RECORDS PROVIDED:
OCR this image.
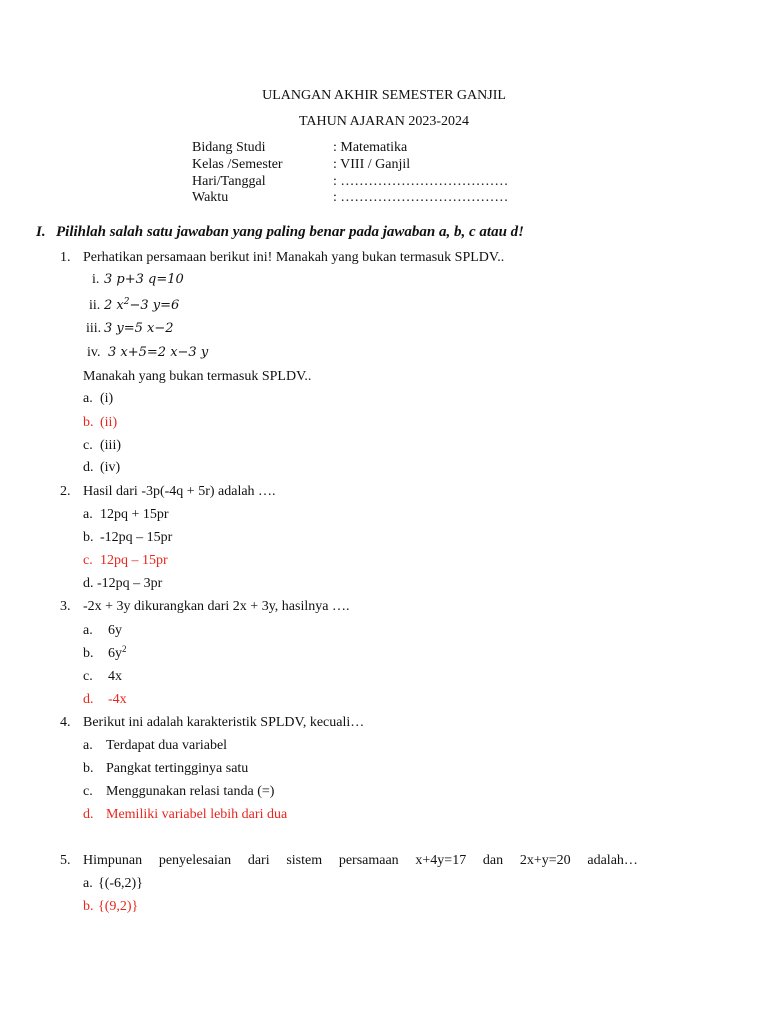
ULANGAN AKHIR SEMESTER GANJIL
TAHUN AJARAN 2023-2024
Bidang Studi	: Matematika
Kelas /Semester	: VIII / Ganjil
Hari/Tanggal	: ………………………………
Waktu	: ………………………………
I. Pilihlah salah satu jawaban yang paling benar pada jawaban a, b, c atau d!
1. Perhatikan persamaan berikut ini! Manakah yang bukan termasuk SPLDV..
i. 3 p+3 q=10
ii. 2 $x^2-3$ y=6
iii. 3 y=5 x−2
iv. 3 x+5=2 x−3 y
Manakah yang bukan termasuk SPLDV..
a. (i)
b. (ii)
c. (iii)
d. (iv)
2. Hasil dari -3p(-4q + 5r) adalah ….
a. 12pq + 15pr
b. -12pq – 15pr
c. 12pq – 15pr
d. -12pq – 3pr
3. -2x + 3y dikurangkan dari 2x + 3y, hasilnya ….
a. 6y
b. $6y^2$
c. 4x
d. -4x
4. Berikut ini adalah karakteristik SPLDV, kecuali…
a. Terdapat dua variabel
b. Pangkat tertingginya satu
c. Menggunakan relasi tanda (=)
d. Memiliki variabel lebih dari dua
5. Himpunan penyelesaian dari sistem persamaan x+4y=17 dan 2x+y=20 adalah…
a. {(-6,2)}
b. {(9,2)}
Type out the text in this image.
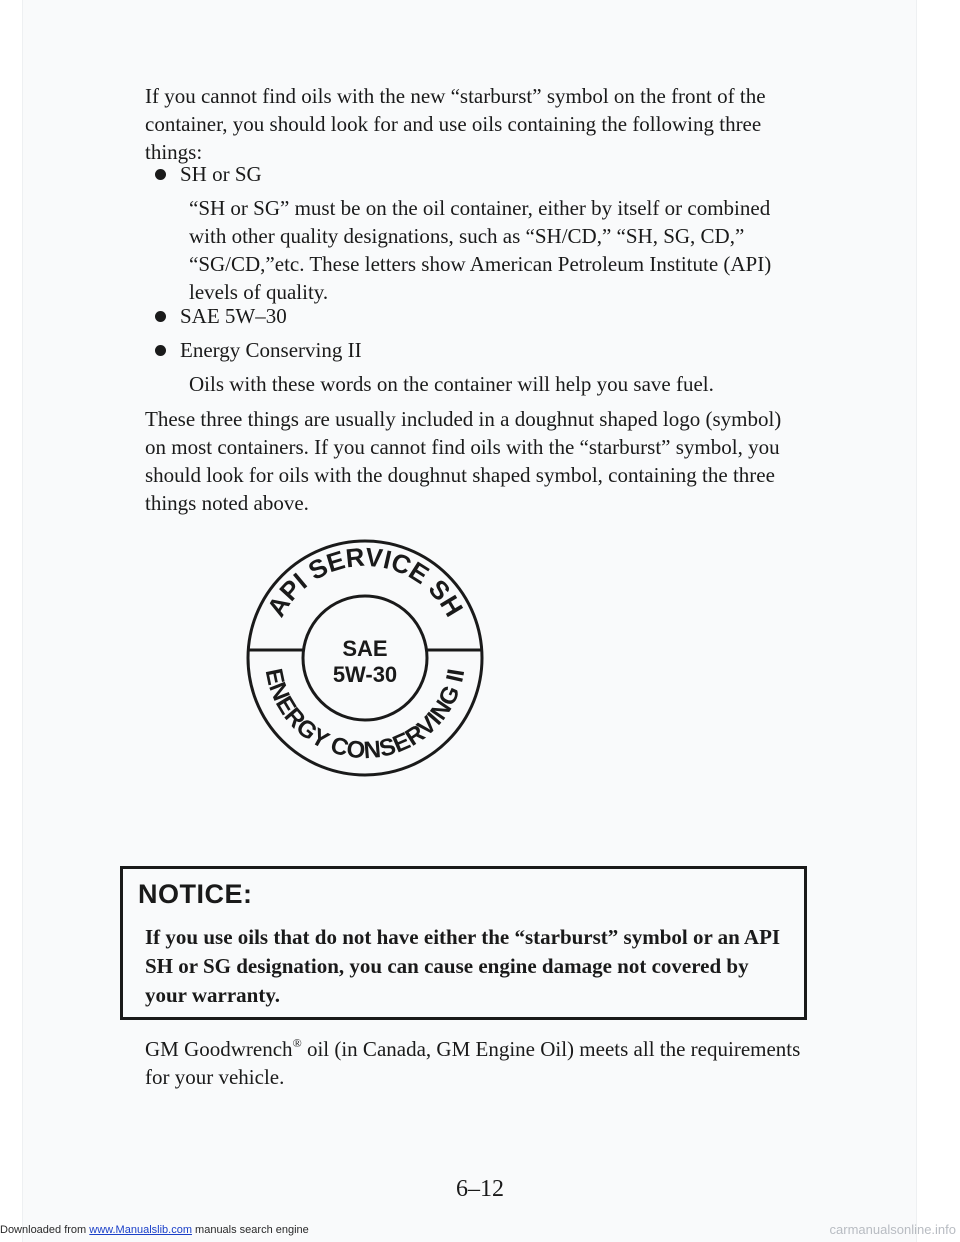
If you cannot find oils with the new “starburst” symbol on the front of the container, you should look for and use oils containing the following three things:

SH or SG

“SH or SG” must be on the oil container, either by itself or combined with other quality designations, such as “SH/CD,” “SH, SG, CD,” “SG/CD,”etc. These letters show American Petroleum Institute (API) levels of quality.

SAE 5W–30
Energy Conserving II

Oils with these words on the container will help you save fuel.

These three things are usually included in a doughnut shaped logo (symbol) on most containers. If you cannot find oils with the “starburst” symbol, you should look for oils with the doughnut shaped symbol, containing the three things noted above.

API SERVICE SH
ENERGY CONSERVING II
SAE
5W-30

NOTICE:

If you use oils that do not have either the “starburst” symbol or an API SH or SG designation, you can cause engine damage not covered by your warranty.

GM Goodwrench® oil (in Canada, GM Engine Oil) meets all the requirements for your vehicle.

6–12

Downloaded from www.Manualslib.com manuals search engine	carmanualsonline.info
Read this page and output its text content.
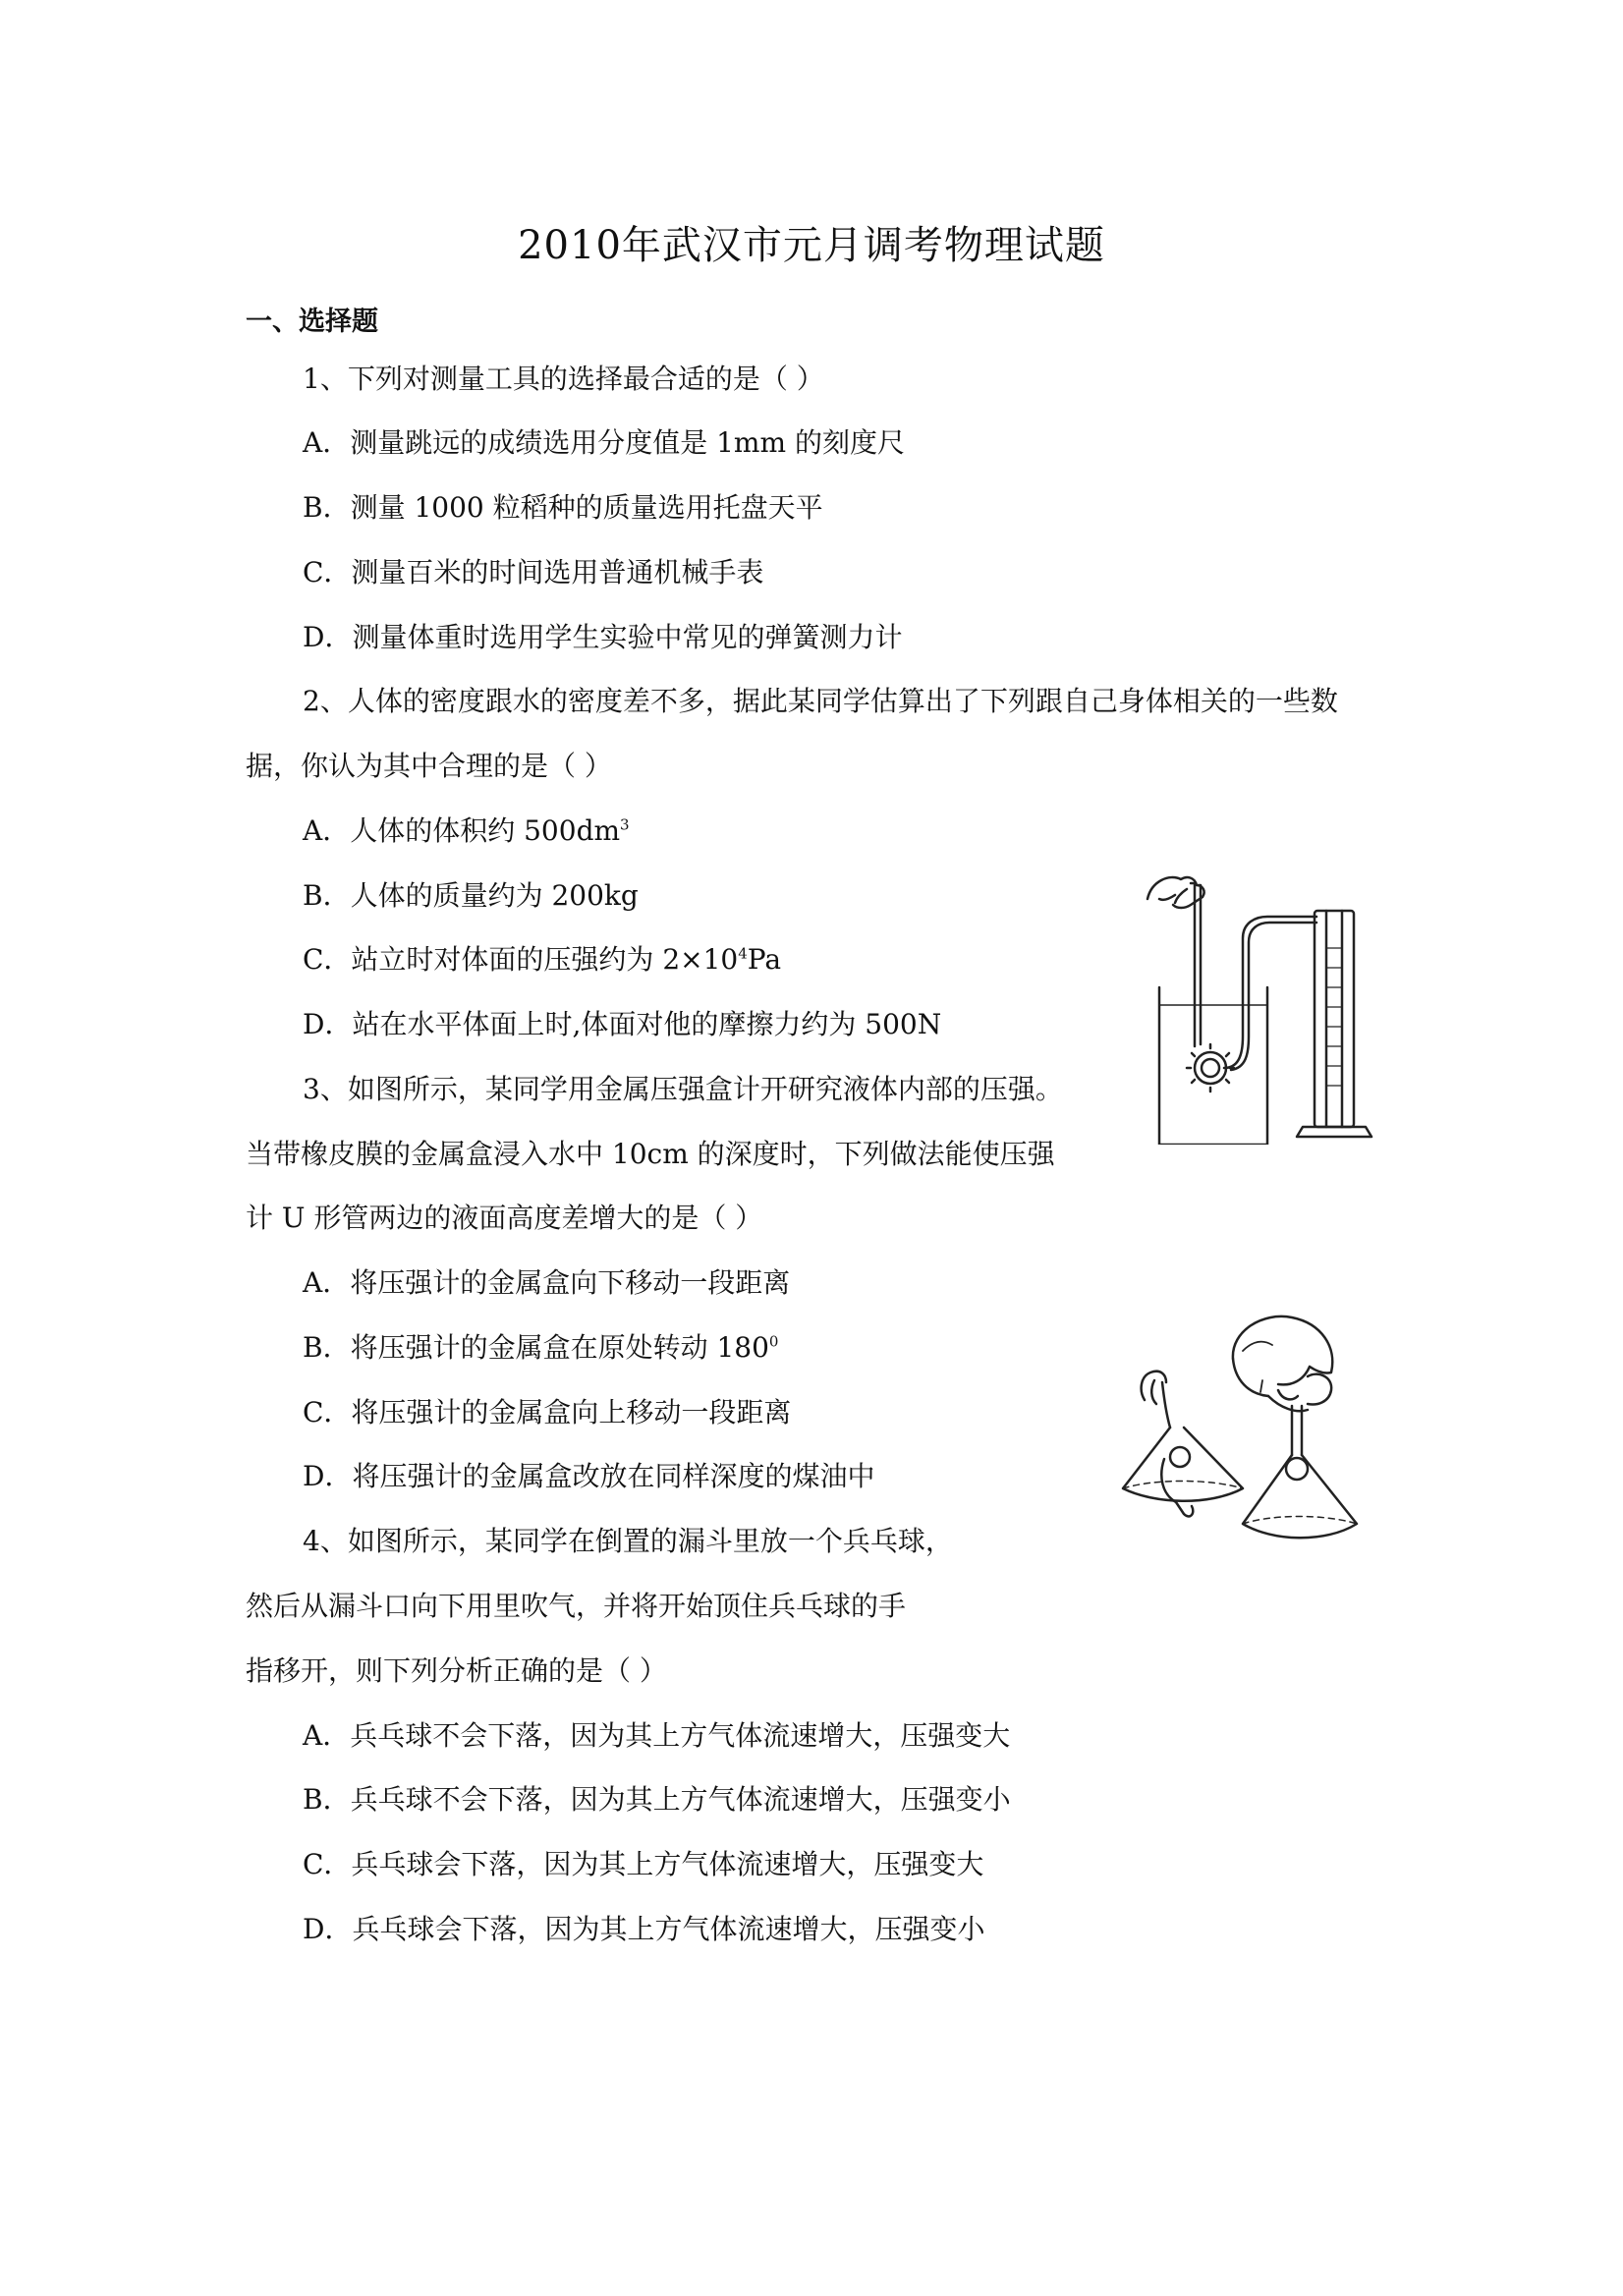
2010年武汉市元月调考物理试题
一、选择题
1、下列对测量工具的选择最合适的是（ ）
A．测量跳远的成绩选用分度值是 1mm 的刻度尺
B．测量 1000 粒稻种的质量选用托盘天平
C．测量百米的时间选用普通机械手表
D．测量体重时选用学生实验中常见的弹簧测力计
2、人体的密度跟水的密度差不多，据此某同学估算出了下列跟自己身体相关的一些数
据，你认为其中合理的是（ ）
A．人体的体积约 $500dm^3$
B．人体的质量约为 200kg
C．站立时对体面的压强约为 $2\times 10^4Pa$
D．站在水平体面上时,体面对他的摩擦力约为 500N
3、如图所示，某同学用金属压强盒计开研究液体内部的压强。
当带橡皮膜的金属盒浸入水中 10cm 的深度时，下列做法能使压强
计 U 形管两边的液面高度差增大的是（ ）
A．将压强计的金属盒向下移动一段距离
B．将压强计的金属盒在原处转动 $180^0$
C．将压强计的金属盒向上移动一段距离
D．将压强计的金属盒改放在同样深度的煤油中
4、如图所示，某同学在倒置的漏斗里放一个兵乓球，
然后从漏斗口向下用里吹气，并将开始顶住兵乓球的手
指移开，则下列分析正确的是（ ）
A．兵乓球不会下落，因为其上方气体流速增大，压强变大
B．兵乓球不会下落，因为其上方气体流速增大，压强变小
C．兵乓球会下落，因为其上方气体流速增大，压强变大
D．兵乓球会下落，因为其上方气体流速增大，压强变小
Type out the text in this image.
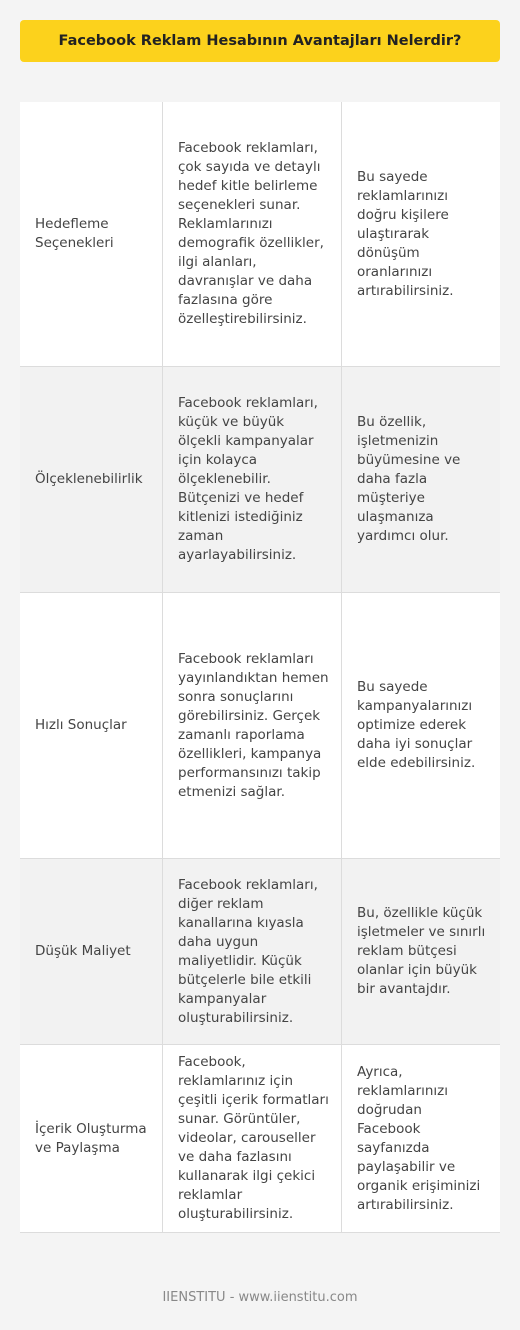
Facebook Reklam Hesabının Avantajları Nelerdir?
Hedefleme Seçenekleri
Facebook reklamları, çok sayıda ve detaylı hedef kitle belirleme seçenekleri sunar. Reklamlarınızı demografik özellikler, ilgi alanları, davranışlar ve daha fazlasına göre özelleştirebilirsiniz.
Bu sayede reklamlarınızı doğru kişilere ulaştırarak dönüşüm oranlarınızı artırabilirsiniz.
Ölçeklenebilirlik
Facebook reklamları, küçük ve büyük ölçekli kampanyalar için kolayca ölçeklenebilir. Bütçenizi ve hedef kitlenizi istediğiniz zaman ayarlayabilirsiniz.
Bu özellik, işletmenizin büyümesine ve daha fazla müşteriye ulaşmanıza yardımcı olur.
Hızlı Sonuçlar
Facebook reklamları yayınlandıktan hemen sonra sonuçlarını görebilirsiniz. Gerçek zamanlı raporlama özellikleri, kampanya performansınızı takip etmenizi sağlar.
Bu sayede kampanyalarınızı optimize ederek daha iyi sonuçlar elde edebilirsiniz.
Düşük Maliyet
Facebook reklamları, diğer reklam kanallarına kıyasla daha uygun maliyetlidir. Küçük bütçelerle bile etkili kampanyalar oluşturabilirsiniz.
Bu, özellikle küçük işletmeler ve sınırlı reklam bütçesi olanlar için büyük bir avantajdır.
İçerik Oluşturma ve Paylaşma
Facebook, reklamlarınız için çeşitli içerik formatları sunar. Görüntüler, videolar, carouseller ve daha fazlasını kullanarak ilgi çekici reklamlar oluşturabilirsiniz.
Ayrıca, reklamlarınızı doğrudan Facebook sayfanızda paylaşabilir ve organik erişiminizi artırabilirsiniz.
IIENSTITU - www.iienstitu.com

INSTRUCTIONS TO FOLLOW: Leave every image out, and retype the material exactly.

ANSWER FOR THIS EXERCISE:
OCR this image.
ULANGAN AKHIR SEMESTER GANJIL
TAHUN AJARAN 2023-2024
Bidang Studi	: Matematika
Kelas /Semester	: VIII / Ganjil
Hari/Tanggal	: ………………………………
Waktu	: ………………………………
I. Pilihlah salah satu jawaban yang paling benar pada jawaban a, b, c atau d!
1. Perhatikan persamaan berikut ini! Manakah yang bukan termasuk SPLDV..
i. 3 p+3 q=10
ii. 2 $x^2-3$ y=6
iii. 3 y=5 x−2
iv. 3 x+5=2 x−3 y
Manakah yang bukan termasuk SPLDV..
a. (i)
b. (ii)
c. (iii)
d. (iv)
2. Hasil dari -3p(-4q + 5r) adalah ….
a. 12pq + 15pr
b. -12pq – 15pr
c. 12pq – 15pr
d. -12pq – 3pr
3. -2x + 3y dikurangkan dari 2x + 3y, hasilnya ….
a. 6y
b. $6y^2$
c. 4x
d. -4x
4. Berikut ini adalah karakteristik SPLDV, kecuali…
a. Terdapat dua variabel
b. Pangkat tertingginya satu
c. Menggunakan relasi tanda (=)
d. Memiliki variabel lebih dari dua
5. Himpunan penyelesaian dari sistem persamaan x+4y=17 dan 2x+y=20 adalah…
a. {(-6,2)}
b. {(9,2)}
Type out the text in this image.
If you cannot find oils with the new “starburst” symbol on the front of the container, you should look for and use oils containing the following three things:

SH or SG

“SH or SG” must be on the oil container, either by itself or combined with other quality designations, such as “SH/CD,” “SH, SG, CD,” “SG/CD,”etc. These letters show American Petroleum Institute (API) levels of quality.

SAE 5W–30
Energy Conserving II

Oils with these words on the container will help you save fuel.

These three things are usually included in a doughnut shaped logo (symbol) on most containers. If you cannot find oils with the “starburst” symbol, you should look for oils with the doughnut shaped symbol, containing the three things noted above.

API SERVICE SH
ENERGY CONSERVING II
SAE
5W-30

NOTICE:

If you use oils that do not have either the “starburst” symbol or an API SH or SG designation, you can cause engine damage not covered by your warranty.

GM Goodwrench® oil (in Canada, GM Engine Oil) meets all the requirements for your vehicle.

6–12

Downloaded from www.Manualslib.com manuals search engine	carmanualsonline.info
Read this page and output its text content.
2010年武汉市元月调考物理试题
一、选择题
1、下列对测量工具的选择最合适的是（ ）
A．测量跳远的成绩选用分度值是 1mm 的刻度尺
B．测量 1000 粒稻种的质量选用托盘天平
C．测量百米的时间选用普通机械手表
D．测量体重时选用学生实验中常见的弹簧测力计
2、人体的密度跟水的密度差不多，据此某同学估算出了下列跟自己身体相关的一些数
据，你认为其中合理的是（ ）
A．人体的体积约 $500dm^3$
B．人体的质量约为 200kg
C．站立时对体面的压强约为 $2\times 10^4Pa$
D．站在水平体面上时,体面对他的摩擦力约为 500N
3、如图所示，某同学用金属压强盒计开研究液体内部的压强。
当带橡皮膜的金属盒浸入水中 10cm 的深度时，下列做法能使压强
计 U 形管两边的液面高度差增大的是（ ）
A．将压强计的金属盒向下移动一段距离
B．将压强计的金属盒在原处转动 $180^0$
C．将压强计的金属盒向上移动一段距离
D．将压强计的金属盒改放在同样深度的煤油中
4、如图所示，某同学在倒置的漏斗里放一个兵乓球，
然后从漏斗口向下用里吹气，并将开始顶住兵乓球的手
指移开，则下列分析正确的是（ ）
A．兵乓球不会下落，因为其上方气体流速增大，压强变大
B．兵乓球不会下落，因为其上方气体流速增大，压强变小
C．兵乓球会下落，因为其上方气体流速增大，压强变大
D．兵乓球会下落，因为其上方气体流速增大，压强变小
Type out the text in this image.
Facebook Reklam Hesabının Avantajları Nelerdir?
Hedefleme Seçenekleri
Facebook reklamları, çok sayıda ve detaylı hedef kitle belirleme seçenekleri sunar. Reklamlarınızı demografik özellikler, ilgi alanları, davranışlar ve daha fazlasına göre özelleştirebilirsiniz.
Bu sayede reklamlarınızı doğru kişilere ulaştırarak dönüşüm oranlarınızı artırabilirsiniz.
Ölçeklenebilirlik
Facebook reklamları, küçük ve büyük ölçekli kampanyalar için kolayca ölçeklenebilir. Bütçenizi ve hedef kitlenizi istediğiniz zaman ayarlayabilirsiniz.
Bu özellik, işletmenizin büyümesine ve daha fazla müşteriye ulaşmanıza yardımcı olur.
Hızlı Sonuçlar
Facebook reklamları yayınlandıktan hemen sonra sonuçlarını görebilirsiniz. Gerçek zamanlı raporlama özellikleri, kampanya performansınızı takip etmenizi sağlar.
Bu sayede kampanyalarınızı optimize ederek daha iyi sonuçlar elde edebilirsiniz.
Düşük Maliyet
Facebook reklamları, diğer reklam kanallarına kıyasla daha uygun maliyetlidir. Küçük bütçelerle bile etkili kampanyalar oluşturabilirsiniz.
Bu, özellikle küçük işletmeler ve sınırlı reklam bütçesi olanlar için büyük bir avantajdır.
İçerik Oluşturma ve Paylaşma
Facebook, reklamlarınız için çeşitli içerik formatları sunar. Görüntüler, videolar, carouseller ve daha fazlasını kullanarak ilgi çekici reklamlar oluşturabilirsiniz.
Ayrıca, reklamlarınızı doğrudan Facebook sayfanızda paylaşabilir ve organik erişiminizi artırabilirsiniz.
IIENSTITU - www.iienstitu.com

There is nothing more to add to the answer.